Objective:
Count how many lines of the data include "color". The answer is that number and nothing else.

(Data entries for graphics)
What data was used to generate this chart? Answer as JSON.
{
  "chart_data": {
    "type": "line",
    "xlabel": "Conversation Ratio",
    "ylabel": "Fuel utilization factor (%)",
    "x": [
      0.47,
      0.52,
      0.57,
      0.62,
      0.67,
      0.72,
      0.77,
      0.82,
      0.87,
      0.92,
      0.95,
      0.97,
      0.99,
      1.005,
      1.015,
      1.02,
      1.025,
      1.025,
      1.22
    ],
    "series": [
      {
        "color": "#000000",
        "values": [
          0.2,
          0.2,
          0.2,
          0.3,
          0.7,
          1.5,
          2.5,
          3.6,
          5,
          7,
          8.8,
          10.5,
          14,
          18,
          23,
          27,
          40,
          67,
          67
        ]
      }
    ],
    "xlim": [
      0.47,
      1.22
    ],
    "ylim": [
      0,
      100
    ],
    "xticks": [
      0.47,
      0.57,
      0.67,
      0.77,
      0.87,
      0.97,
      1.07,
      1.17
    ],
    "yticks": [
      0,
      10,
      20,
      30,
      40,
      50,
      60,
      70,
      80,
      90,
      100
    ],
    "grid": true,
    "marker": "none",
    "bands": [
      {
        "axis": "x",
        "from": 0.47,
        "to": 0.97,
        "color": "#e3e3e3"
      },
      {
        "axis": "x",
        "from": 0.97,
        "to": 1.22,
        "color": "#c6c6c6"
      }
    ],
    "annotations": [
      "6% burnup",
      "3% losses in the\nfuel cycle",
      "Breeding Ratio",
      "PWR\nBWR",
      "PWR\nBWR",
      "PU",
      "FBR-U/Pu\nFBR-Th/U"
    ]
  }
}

Solution:
3